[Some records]
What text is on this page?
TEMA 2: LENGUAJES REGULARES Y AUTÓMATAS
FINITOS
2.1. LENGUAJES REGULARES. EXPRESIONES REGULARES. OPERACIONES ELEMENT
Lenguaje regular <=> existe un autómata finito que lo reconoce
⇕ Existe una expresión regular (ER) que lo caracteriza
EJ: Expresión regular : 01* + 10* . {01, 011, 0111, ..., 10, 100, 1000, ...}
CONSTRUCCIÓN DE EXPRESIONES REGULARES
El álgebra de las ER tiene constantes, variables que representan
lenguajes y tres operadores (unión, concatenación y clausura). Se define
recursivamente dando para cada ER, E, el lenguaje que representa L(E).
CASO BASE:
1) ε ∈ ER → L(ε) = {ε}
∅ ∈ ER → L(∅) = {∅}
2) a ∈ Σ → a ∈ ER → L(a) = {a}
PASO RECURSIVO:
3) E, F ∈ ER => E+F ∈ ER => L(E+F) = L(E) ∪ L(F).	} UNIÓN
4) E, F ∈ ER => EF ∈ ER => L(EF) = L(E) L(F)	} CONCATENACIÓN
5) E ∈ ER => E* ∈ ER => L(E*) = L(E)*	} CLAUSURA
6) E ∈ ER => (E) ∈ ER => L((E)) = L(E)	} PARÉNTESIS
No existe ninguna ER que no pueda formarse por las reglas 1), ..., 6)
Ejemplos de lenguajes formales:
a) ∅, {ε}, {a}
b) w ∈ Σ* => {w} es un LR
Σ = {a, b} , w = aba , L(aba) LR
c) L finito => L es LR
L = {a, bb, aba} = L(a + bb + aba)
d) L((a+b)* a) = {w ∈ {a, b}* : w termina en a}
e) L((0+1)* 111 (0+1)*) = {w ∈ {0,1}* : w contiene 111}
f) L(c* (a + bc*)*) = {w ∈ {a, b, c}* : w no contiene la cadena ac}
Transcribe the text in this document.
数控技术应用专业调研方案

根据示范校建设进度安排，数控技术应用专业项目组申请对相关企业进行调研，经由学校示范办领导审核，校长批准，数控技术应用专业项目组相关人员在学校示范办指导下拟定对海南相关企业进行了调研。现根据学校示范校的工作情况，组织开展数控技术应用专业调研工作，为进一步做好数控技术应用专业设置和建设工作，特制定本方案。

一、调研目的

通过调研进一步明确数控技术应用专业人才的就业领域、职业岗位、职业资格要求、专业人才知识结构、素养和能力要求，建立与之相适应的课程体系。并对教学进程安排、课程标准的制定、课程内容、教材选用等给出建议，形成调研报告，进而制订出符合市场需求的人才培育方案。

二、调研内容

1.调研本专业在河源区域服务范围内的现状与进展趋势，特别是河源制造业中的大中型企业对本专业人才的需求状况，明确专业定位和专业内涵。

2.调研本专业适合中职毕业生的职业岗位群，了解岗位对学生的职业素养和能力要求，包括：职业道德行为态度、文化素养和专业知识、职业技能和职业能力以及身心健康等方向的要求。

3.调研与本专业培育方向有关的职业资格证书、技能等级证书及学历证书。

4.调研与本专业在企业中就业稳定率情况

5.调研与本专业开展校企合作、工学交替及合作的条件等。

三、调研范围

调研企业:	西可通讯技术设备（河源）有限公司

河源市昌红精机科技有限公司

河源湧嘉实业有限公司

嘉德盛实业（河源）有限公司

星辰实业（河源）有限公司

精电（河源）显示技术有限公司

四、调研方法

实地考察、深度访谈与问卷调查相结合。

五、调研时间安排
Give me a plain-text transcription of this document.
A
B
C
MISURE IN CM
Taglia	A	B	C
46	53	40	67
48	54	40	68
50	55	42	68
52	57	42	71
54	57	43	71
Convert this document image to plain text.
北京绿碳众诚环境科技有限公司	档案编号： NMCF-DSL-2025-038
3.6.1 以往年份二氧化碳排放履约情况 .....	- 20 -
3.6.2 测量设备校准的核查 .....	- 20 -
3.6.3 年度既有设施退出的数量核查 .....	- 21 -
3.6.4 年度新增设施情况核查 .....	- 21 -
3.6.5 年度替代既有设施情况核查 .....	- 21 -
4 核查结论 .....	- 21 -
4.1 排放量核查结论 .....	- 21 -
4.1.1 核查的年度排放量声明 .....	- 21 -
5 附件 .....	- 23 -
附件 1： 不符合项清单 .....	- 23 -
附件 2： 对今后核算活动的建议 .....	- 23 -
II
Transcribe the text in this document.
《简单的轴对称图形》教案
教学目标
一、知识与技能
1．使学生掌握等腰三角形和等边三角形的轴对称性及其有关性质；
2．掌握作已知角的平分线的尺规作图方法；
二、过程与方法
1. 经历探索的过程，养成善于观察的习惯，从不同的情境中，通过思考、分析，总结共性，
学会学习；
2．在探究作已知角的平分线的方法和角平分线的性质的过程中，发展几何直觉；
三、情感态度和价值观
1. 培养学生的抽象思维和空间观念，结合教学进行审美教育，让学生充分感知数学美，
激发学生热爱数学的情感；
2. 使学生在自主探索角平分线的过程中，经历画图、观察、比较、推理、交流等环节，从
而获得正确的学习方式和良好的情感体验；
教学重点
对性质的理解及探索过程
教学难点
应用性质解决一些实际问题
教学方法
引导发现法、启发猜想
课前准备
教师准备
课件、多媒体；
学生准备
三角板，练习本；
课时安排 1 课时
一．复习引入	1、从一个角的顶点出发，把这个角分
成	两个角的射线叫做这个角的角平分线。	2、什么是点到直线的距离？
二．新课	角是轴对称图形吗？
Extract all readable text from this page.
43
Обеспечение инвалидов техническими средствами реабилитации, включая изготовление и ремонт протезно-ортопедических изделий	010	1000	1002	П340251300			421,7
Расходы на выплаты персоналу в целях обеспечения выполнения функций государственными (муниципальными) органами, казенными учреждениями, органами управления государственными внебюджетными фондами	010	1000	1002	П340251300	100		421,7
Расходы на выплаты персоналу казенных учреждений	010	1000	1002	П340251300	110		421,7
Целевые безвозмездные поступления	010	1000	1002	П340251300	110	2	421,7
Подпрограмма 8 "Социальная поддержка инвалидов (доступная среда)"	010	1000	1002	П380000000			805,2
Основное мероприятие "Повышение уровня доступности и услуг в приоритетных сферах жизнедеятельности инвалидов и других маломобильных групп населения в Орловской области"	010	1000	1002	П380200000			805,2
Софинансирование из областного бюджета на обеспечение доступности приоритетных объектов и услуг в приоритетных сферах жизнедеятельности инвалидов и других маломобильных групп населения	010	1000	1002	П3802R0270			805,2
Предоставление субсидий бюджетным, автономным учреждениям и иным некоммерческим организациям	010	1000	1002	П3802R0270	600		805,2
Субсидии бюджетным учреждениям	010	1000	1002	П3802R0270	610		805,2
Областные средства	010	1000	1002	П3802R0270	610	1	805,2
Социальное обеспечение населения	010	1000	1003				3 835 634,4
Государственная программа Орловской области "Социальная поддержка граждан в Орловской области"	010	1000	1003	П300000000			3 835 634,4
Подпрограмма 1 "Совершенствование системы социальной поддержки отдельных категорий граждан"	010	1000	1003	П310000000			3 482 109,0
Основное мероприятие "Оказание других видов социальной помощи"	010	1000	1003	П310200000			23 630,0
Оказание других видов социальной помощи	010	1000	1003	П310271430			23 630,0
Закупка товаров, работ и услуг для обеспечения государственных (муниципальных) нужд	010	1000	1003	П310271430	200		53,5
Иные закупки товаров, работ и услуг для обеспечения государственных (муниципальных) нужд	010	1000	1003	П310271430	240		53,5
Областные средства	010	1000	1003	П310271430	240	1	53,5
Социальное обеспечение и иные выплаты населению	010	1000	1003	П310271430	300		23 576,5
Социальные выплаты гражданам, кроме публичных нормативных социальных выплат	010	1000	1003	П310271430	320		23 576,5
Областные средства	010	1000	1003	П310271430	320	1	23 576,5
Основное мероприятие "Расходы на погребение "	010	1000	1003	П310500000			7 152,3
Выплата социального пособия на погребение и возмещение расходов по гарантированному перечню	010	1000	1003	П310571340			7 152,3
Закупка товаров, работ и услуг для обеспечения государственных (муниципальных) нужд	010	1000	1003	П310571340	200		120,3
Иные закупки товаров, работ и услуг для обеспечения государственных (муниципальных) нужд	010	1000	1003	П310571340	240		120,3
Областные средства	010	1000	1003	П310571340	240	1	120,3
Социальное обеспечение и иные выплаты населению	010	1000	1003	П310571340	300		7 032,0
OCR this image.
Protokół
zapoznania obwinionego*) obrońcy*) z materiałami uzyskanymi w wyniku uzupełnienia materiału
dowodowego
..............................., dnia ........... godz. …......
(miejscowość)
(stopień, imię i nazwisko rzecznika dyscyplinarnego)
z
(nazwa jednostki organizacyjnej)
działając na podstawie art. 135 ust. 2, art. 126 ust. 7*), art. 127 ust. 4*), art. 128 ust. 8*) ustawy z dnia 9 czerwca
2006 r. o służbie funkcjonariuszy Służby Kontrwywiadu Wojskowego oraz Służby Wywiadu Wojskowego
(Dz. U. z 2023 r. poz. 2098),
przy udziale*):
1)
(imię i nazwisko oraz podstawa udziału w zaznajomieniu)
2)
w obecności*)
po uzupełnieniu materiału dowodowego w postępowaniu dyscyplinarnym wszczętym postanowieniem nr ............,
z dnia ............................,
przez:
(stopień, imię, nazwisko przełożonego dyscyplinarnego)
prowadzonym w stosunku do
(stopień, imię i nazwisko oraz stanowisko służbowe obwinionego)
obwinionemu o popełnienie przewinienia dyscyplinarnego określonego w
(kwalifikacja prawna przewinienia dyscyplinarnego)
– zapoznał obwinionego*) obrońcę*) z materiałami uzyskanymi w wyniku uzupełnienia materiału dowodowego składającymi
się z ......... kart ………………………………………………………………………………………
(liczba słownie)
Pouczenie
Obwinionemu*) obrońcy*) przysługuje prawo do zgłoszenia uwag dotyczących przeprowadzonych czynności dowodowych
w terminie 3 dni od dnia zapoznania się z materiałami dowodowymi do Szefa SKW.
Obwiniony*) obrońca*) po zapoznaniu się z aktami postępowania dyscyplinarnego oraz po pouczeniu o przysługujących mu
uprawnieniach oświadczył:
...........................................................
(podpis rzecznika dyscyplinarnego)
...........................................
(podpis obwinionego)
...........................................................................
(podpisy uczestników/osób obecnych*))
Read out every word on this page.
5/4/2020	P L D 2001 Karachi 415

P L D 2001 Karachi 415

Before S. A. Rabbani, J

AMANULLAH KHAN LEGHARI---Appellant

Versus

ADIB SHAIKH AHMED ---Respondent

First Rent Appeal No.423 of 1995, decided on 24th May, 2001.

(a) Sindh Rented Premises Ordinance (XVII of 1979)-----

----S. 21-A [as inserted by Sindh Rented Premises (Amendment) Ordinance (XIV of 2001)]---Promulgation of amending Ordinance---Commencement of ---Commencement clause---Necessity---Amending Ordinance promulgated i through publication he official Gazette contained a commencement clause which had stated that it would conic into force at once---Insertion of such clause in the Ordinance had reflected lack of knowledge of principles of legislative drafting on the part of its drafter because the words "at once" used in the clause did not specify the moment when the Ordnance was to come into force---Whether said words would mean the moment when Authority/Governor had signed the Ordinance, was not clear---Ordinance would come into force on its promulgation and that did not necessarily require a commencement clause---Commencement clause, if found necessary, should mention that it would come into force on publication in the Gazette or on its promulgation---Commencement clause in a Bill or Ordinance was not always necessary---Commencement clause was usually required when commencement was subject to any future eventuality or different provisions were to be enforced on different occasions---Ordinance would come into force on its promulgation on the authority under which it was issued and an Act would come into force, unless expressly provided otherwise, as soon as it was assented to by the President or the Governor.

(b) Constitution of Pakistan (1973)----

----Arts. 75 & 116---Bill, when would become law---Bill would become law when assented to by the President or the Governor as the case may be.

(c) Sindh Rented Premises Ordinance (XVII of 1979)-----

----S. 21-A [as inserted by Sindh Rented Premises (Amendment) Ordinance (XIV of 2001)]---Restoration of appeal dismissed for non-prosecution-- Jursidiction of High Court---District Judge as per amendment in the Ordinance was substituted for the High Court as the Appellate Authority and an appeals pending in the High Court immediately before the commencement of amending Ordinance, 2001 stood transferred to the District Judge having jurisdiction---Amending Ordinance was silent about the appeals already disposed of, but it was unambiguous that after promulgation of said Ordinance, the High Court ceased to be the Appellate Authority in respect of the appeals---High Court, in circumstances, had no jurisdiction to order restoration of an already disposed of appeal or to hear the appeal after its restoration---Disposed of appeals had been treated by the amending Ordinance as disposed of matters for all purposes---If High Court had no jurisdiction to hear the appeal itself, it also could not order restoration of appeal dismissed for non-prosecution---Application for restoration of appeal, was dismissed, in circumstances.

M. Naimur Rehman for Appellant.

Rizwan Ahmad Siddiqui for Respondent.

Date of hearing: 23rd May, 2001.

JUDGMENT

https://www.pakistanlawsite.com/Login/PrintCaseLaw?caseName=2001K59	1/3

[WHAT YOU WILL DO]
Look through the material and copy each line that has "Социальная".

[RESULT]
Подпрограмма 8 "Социальная поддержка инвалидов (доступная среда)"	010	1000	1002	П380000000			805,2
Государственная программа Орловской области "Социальная поддержка граждан в Орловской области"	010	1000	1003	П300000000			3 835 634,4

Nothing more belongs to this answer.